What is required: Keep only the lines that hold the string "name", filtering out the rest of the entries below.

Records shown:
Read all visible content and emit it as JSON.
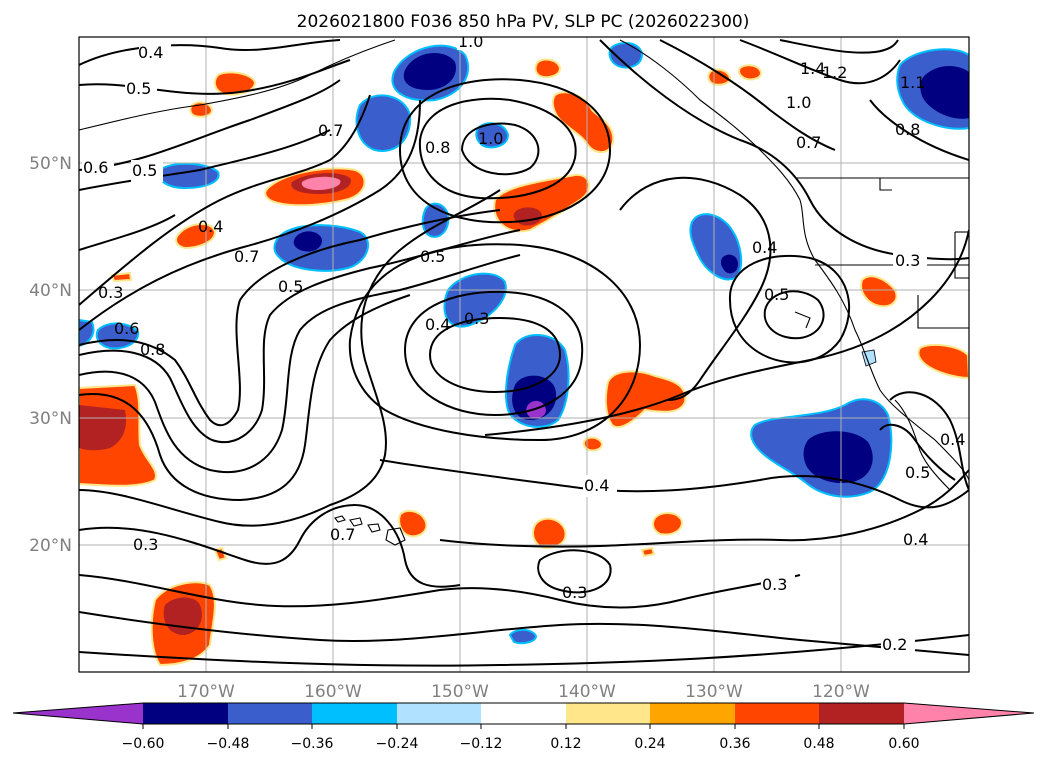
{
  "title": "2026021800 F036 850 hPa PV, SLP PC (2026022300)",
  "map": {
    "lat_labels": [
      "50°N",
      "40°N",
      "30°N",
      "20°N"
    ],
    "lon_labels": [
      "170°W",
      "160°W",
      "150°W",
      "140°W",
      "130°W",
      "120°W"
    ],
    "contour_labels": [
      "0.4",
      "0.5",
      "0.6",
      "0.5",
      "0.4",
      "0.7",
      "0.3",
      "0.6",
      "0.8",
      "0.5",
      "0.7",
      "0.8",
      "1.0",
      "1.0",
      "0.5",
      "0.4",
      "0.3",
      "0.4",
      "0.5",
      "0.4",
      "1.4",
      "1.2",
      "1.0",
      "0.7",
      "0.8",
      "1.1",
      "0.3",
      "0.3",
      "0.7",
      "0.3",
      "0.4",
      "0.3",
      "0.2",
      "0.4",
      "0.5"
    ]
  },
  "colorbar": {
    "ticks": [
      "−0.60",
      "−0.48",
      "−0.36",
      "−0.24",
      "−0.12",
      "0.12",
      "0.24",
      "0.36",
      "0.48",
      "0.60"
    ],
    "colors": [
      "#9933cc",
      "#000080",
      "#3a5fcd",
      "#00bfff",
      "#b0e2ff",
      "#ffffff",
      "#ffe68a",
      "#ffa500",
      "#ff4500",
      "#b22222",
      "#ff82ab"
    ]
  }
}
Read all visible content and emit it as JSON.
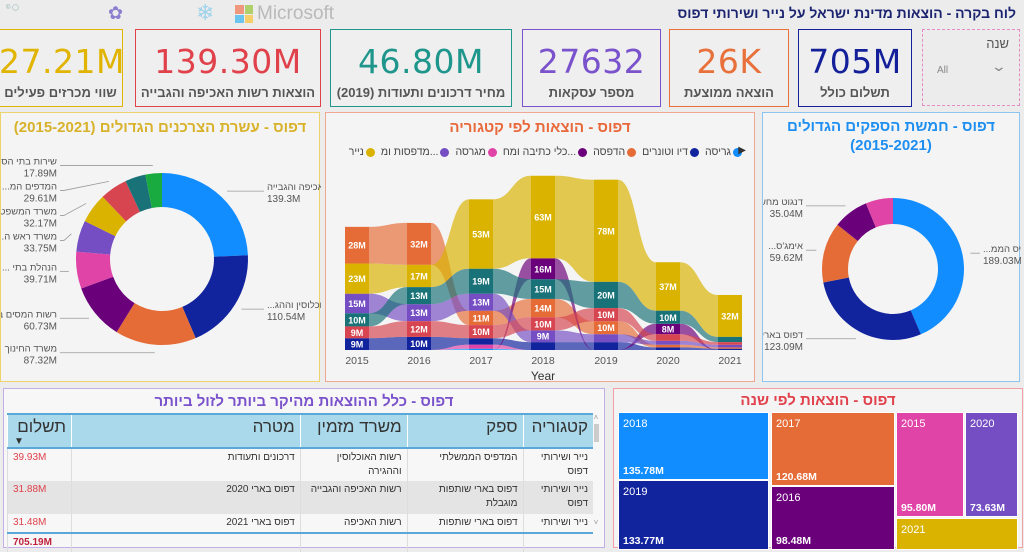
{
  "header": {
    "title": "לוח בקרה - הוצאות מדינת ישראל על נייר ושירותי דפוס"
  },
  "logos": {
    "microsoft": "Microsoft"
  },
  "slicer": {
    "label": "שנה",
    "value": "All"
  },
  "kpis": [
    {
      "value": "705M",
      "label": "תשלום כולל",
      "color": "#14209a"
    },
    {
      "value": "26K",
      "label": "הוצאה ממוצעת",
      "color": "#e8703a"
    },
    {
      "value": "27632",
      "label": "מספר עסקאות",
      "color": "#7a52cc"
    },
    {
      "value": "46.80M",
      "label": "מחיר דרכונים ותעודות (2019)",
      "color": "#1f968c"
    },
    {
      "value": "139.30M",
      "label": "הוצאות רשות האכיפה והגבייה",
      "color": "#e0414b"
    },
    {
      "value": "27.21M",
      "label": "שווי מכרזים פעילים",
      "color": "#e0b400"
    }
  ],
  "chart_data": [
    {
      "type": "pie",
      "variant": "donut",
      "title": "דפוס - עשרת הצרכנים הגדולים (2015-2021)",
      "title_color": "#d8b22a",
      "slices": [
        {
          "label": "רשות האכיפה והגבייה",
          "value_label": "139.3M",
          "value": 139.3,
          "color": "#118dff"
        },
        {
          "label": "...רשות האוכלוסין וההג",
          "value_label": "110.54M",
          "value": 110.54,
          "color": "#12239e"
        },
        {
          "label": "משרד החינוך",
          "value_label": "87.32M",
          "value": 87.32,
          "color": "#e66c37"
        },
        {
          "label": "רשות המסים בישראל",
          "value_label": "60.73M",
          "value": 60.73,
          "color": "#6b007b"
        },
        {
          "label": "... הנהלת בתי",
          "value_label": "39.71M",
          "value": 39.71,
          "color": "#e044a7"
        },
        {
          "label": "...משרד ראש ה",
          "value_label": "33.75M",
          "value": 33.75,
          "color": "#744ec2"
        },
        {
          "label": "משרד המשפטים",
          "value_label": "32.17M",
          "value": 32.17,
          "color": "#d9b300"
        },
        {
          "label": "...המדפים המ",
          "value_label": "29.61M",
          "value": 29.61,
          "color": "#d64550"
        },
        {
          "label": null,
          "value_label": null,
          "value": 22,
          "color": "#197278"
        },
        {
          "label": "שירות בתי הסוהר",
          "value_label": "17.89M",
          "value": 17.89,
          "color": "#1aab40"
        }
      ]
    },
    {
      "type": "area",
      "variant": "ribbon",
      "title": "דפוס - הוצאות לפי קטגוריה",
      "title_color": "#e8683a",
      "xlabel": "Year",
      "ylabel": "",
      "unit": "M",
      "categories": [
        "2015",
        "2016",
        "2017",
        "2018",
        "2019",
        "2020",
        "2021"
      ],
      "series": [
        {
          "name": "גריסה",
          "color": "#118dff",
          "values": [
            0,
            0,
            1,
            0,
            0,
            0,
            0
          ]
        },
        {
          "name": "דיו וטונרים",
          "color": "#12239e",
          "values": [
            9,
            10,
            5,
            6,
            6,
            2,
            1
          ]
        },
        {
          "name": "הדפסה",
          "color": "#e66c37",
          "values": [
            28,
            32,
            11,
            14,
            10,
            2,
            1
          ]
        },
        {
          "name": "...כלי כתיבה ומח",
          "color": "#6b007b",
          "values": [
            0,
            0,
            0,
            16,
            0,
            8,
            0
          ]
        },
        {
          "name": "מגרסה",
          "color": "#e044a7",
          "values": [
            0,
            0,
            3,
            0,
            0,
            0,
            0
          ]
        },
        {
          "name": "...מדפסות ומ",
          "color": "#744ec2",
          "values": [
            15,
            13,
            13,
            9,
            6,
            3,
            2
          ]
        },
        {
          "name": "נייר",
          "color": "#d9b300",
          "values": [
            23,
            17,
            53,
            63,
            78,
            37,
            32
          ]
        },
        {
          "color": "#197278",
          "values": [
            10,
            13,
            19,
            15,
            20,
            10,
            4
          ]
        },
        {
          "color": "#d64550",
          "values": [
            9,
            12,
            10,
            10,
            10,
            5,
            2
          ]
        }
      ]
    },
    {
      "type": "pie",
      "variant": "donut",
      "title": "דפוס - חמשת הספקים הגדולים (2015-2021)",
      "title_color": "#1e8ff0",
      "slices": [
        {
          "label": "...המדפיס הממ",
          "value_label": "189.03M",
          "value": 189.03,
          "color": "#118dff"
        },
        {
          "label": "דפוס בארי שותפות מוגבלת",
          "value_label": "123.09M",
          "value": 123.09,
          "color": "#12239e"
        },
        {
          "label": "...אימג'ס",
          "value_label": "59.62M",
          "value": 59.62,
          "color": "#e66c37"
        },
        {
          "label": "...דנגוט מחשבים ב",
          "value_label": "35.04M",
          "value": 35.04,
          "color": "#6b007b"
        },
        {
          "label": null,
          "value_label": null,
          "value": 27,
          "color": "#e044a7"
        }
      ]
    },
    {
      "type": "treemap",
      "title": "דפוס - הוצאות לפי שנה",
      "title_color": "#e0414b",
      "cells": [
        {
          "label": "2018",
          "value_label": "135.78M",
          "value": 135.78,
          "color": "#118dff"
        },
        {
          "label": "2019",
          "value_label": "133.77M",
          "value": 133.77,
          "color": "#12239e"
        },
        {
          "label": "2017",
          "value_label": "120.68M",
          "value": 120.68,
          "color": "#e66c37"
        },
        {
          "label": "2016",
          "value_label": "98.48M",
          "value": 98.48,
          "color": "#6b007b"
        },
        {
          "label": "2015",
          "value_label": "95.80M",
          "value": 95.8,
          "color": "#e044a7"
        },
        {
          "label": "2020",
          "value_label": "73.63M",
          "value": 73.63,
          "color": "#744ec2"
        },
        {
          "label": "2021",
          "value_label": null,
          "color": "#d9b300"
        }
      ]
    }
  ],
  "table": {
    "title": "דפוס - כלל ההוצאות מהיקר ביותר לזול ביותר",
    "title_color": "#7a52cc",
    "columns": [
      "קטגוריה",
      "ספק",
      "משרד מזמין",
      "מטרה",
      "תשלום"
    ],
    "sort_indicator": "▼",
    "rows": [
      [
        "נייר ושירותי דפוס",
        "המדפיס הממשלתי",
        "רשות האוכלוסין וההגירה",
        "דרכונים ותעודות",
        "39.93M"
      ],
      [
        "נייר ושירותי דפוס",
        "דפוס בארי שותפות מוגבלת",
        "רשות האכיפה והגבייה",
        "דפוס בארי 2020",
        "31.88M"
      ],
      [
        "נייר ושירותי",
        "דפוס בארי שותפות",
        "רשות האכיפה",
        "דפוס בארי 2021",
        "31.48M"
      ]
    ],
    "total": "705.19M"
  }
}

Answer in full:
          "name": "גריסה",
          "name": "דיו וטונרים",
          "name": "הדפסה",
          "name": "...כלי כתיבה ומח",
          "name": "מגרסה",
          "name": "...מדפסות ומ",
          "name": "נייר",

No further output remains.